» **PAGE EXTRACT**:
— begin —

Just Set Up the Printers: Reverse Engineering an Ancient USB Printer

October 22, 2024

In the age of IoT and "smart" everything, finding a printer that just prints without any bloated or invasive software is increasingly difficult. That's why I decided to breathe new life into my old and dumb Canon Pixma MP480 - a reliable, no-nonsense all-in-one printer with USB connectivity and zero smart features. The goal: transform it into a wireless printer that I can use securely within my home network.

Initial Research and Hardware Selection

My journey began with research into simple embedded solutions to add wireless functionality to a USB printer. I knew not of the complexities of proprietary printer protocols. Initially, I considered using an ESP32 board, known for its WiFi capabilities and low cost. However, deeper investigation led me back to the Arduino Uno R4 WiFi (which I already owned) for several key reasons:

Built-in USB host functionality, crucial for communicating with the printer
Onboard barrel jack for power, leaving the USB port free for printer connection
Integrated WiFi capabilities, eliminating the need for additional modules

We will see why this was a mistake later on!

— end —

» **GIVEN RECORDS**:
— begin —

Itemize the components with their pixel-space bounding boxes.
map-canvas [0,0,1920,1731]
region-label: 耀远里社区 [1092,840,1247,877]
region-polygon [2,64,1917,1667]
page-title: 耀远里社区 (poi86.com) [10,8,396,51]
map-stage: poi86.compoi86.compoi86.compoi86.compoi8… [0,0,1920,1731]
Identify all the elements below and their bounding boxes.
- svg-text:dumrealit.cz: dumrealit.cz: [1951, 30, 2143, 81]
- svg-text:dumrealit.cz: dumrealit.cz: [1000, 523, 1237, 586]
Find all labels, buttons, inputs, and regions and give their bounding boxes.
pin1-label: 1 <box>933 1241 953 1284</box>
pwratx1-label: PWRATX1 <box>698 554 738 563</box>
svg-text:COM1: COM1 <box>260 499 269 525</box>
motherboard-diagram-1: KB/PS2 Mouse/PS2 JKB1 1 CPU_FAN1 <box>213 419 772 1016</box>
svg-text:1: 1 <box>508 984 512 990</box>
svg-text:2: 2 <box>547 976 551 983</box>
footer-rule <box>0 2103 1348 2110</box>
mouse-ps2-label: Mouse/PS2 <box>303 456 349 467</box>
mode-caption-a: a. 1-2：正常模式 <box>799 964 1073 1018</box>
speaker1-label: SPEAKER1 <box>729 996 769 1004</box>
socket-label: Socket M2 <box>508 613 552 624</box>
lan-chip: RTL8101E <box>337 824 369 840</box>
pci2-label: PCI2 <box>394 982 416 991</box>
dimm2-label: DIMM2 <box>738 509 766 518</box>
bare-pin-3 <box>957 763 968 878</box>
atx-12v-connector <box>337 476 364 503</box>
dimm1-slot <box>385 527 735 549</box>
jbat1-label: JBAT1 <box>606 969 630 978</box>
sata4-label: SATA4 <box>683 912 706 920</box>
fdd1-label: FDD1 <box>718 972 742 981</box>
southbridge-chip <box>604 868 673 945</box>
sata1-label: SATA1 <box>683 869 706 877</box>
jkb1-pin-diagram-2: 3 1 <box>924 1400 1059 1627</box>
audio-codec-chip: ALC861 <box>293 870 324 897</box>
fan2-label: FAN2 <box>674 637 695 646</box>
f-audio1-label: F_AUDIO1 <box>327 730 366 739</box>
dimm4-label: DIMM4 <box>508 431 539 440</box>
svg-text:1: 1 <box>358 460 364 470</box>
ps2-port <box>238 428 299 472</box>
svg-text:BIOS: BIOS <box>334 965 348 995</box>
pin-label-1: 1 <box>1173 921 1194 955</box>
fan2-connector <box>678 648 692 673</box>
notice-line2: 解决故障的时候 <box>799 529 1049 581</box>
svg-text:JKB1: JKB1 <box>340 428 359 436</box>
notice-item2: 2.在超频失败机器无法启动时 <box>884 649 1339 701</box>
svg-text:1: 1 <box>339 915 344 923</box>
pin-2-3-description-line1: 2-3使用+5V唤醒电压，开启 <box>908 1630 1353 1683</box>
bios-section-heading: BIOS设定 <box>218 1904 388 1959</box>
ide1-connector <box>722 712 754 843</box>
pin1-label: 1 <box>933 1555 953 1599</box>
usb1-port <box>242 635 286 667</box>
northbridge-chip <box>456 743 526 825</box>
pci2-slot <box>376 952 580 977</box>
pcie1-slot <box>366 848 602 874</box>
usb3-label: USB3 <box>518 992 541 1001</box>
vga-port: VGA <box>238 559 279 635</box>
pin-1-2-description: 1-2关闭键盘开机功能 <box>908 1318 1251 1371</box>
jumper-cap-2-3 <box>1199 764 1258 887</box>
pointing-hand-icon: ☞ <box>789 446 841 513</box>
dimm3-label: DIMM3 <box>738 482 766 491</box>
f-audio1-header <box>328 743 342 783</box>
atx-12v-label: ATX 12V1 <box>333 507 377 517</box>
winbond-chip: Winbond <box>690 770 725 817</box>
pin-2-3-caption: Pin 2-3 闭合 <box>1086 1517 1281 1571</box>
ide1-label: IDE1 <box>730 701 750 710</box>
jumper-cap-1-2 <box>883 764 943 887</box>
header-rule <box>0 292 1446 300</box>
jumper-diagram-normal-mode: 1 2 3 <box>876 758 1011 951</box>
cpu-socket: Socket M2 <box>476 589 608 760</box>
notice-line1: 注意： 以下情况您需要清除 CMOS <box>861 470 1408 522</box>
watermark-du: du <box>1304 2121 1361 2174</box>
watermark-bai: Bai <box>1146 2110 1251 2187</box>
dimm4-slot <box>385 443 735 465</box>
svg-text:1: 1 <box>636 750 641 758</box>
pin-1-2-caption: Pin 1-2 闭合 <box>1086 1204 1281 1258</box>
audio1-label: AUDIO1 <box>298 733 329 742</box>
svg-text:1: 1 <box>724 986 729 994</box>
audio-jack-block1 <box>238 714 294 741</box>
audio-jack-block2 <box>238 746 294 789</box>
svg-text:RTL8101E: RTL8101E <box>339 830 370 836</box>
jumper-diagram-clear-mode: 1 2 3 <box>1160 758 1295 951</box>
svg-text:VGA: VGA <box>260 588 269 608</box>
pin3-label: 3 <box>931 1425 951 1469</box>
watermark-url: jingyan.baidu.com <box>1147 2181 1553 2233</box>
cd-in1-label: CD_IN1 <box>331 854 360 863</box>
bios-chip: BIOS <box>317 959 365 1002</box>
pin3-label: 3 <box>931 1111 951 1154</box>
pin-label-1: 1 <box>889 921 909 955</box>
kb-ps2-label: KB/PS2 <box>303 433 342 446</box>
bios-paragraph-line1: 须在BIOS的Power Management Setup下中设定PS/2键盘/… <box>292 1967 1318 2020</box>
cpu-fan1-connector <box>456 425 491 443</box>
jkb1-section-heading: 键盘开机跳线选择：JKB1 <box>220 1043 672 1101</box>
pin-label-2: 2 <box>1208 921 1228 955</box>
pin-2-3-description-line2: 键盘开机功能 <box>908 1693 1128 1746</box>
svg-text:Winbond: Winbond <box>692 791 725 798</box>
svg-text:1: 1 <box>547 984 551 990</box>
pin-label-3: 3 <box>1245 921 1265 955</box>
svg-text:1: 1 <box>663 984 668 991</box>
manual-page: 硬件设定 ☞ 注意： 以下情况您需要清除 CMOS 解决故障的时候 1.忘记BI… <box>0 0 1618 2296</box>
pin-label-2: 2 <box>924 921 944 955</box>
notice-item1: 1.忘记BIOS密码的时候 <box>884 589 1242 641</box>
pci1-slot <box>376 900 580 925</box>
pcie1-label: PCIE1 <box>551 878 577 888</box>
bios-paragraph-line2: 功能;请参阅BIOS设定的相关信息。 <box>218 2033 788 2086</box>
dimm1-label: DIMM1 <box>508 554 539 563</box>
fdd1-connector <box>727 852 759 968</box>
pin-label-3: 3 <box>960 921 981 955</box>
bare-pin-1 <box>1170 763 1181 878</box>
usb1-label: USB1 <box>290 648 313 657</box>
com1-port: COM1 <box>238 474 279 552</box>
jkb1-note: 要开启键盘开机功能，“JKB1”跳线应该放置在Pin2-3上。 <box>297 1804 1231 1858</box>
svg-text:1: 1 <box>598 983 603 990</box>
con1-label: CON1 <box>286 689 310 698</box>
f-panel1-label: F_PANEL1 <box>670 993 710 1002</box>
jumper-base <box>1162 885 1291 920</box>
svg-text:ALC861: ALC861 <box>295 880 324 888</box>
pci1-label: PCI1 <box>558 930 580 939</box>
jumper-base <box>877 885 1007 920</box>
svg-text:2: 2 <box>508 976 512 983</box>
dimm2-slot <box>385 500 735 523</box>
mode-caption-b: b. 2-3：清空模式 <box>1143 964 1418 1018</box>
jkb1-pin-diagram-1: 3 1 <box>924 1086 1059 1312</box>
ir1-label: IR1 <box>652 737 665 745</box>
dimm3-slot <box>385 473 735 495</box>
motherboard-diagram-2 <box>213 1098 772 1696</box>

— end —

» **EXERCISES TO COMPLETE**:
1/ In the printer article, which board was considered first for adding WiFi before the Arduino Uno R4 WiFi was chosen?
2/ Retype the passage of the printer article starting at "October 22, 2024" and ending at "my home network.".

» **SOLUTION SET**:
1/ An ESP32 board.

2/
October 22, 2024

In the age of IoT and "smart" everything, finding a printer that just prints without any bloated or invasive software is increasingly difficult. That's why I decided to breathe new life into my old and dumb Canon Pixma MP480 - a reliable, no-nonsense all-in-one printer with USB connectivity and zero smart features. The goal: transform it into a wireless printer that I can use securely within my home network.